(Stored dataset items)
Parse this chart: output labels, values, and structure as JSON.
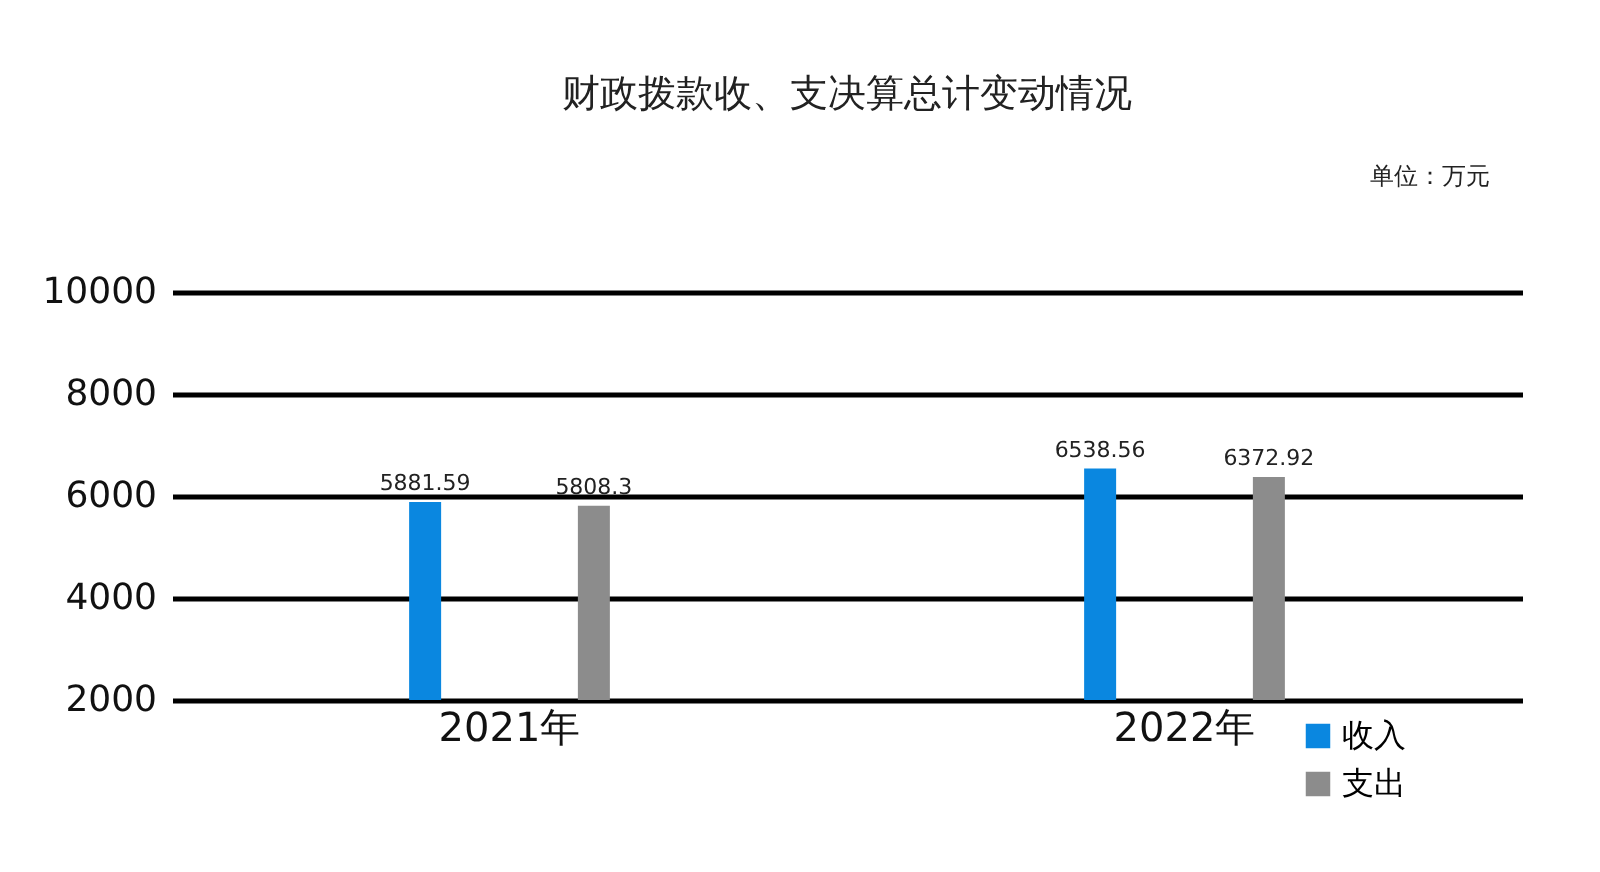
{
  "chart_data": {
    "type": "bar",
    "title": "财政拨款收、支决算总计变动情况",
    "annotations": [
      "单位：万元"
    ],
    "categories": [
      "2021年",
      "2022年"
    ],
    "series": [
      {
        "name": "收入",
        "color": "#0a87e0",
        "values": [
          5881.59,
          6538.56
        ]
      },
      {
        "name": "支出",
        "color": "#8c8c8c",
        "values": [
          5808.3,
          6372.92
        ]
      }
    ],
    "ylim": [
      2000,
      10000
    ],
    "yticks": [
      2000,
      4000,
      6000,
      8000,
      10000
    ],
    "grid": "y",
    "legend": "bottom right",
    "data_labels": true
  }
}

*Exercise requirements*. Repeat the listing above exactly, with no pictures.

*The solution*.
Parse this chart: output labels, values, and structure as JSON.
{
  "chart_data": {
    "type": "bar",
    "title": "财政拨款收、支决算总计变动情况",
    "annotations": [
      "单位：万元"
    ],
    "categories": [
      "2021年",
      "2022年"
    ],
    "series": [
      {
        "name": "收入",
        "color": "#0a87e0",
        "values": [
          5881.59,
          6538.56
        ]
      },
      {
        "name": "支出",
        "color": "#8c8c8c",
        "values": [
          5808.3,
          6372.92
        ]
      }
    ],
    "ylim": [
      2000,
      10000
    ],
    "yticks": [
      2000,
      4000,
      6000,
      8000,
      10000
    ],
    "grid": "y",
    "legend": "bottom right",
    "data_labels": true
  }
}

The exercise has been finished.